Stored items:
- - - - -

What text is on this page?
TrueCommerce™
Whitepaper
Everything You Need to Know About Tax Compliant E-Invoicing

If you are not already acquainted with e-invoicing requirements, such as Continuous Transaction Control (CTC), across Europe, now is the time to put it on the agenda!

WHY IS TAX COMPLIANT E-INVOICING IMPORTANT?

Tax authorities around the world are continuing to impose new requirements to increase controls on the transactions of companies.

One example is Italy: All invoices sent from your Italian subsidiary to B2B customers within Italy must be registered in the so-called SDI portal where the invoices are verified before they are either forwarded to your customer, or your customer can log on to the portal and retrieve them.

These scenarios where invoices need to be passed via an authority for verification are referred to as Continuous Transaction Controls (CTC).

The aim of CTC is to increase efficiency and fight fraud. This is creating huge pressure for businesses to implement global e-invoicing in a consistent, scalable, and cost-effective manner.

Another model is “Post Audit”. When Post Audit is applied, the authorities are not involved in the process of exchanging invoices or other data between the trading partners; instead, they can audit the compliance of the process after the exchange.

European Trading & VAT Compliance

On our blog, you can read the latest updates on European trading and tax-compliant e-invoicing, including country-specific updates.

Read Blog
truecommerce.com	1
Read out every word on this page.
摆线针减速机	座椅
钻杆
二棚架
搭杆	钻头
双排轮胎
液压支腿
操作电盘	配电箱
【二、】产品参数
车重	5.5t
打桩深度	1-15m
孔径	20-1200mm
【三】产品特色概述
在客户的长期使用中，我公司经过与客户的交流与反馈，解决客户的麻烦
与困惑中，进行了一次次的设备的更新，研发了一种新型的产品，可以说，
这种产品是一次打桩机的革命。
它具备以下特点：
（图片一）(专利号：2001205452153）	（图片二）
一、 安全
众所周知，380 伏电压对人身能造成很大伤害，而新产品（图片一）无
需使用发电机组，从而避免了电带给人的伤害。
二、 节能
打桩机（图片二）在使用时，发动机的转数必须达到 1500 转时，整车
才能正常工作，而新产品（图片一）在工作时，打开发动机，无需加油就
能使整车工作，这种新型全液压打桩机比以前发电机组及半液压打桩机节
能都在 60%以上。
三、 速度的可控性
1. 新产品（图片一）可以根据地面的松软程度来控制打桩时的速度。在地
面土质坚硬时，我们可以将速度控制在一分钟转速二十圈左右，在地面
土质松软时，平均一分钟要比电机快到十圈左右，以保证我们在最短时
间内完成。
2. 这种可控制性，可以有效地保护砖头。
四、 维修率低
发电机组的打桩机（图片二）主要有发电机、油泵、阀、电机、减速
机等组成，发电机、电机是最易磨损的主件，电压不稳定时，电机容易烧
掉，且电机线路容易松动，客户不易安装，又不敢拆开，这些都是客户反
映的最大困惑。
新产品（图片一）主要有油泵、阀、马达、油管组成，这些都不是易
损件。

- - - - -

Determine the count of lines in the data above with the string "European" in them, and give that count alone.

2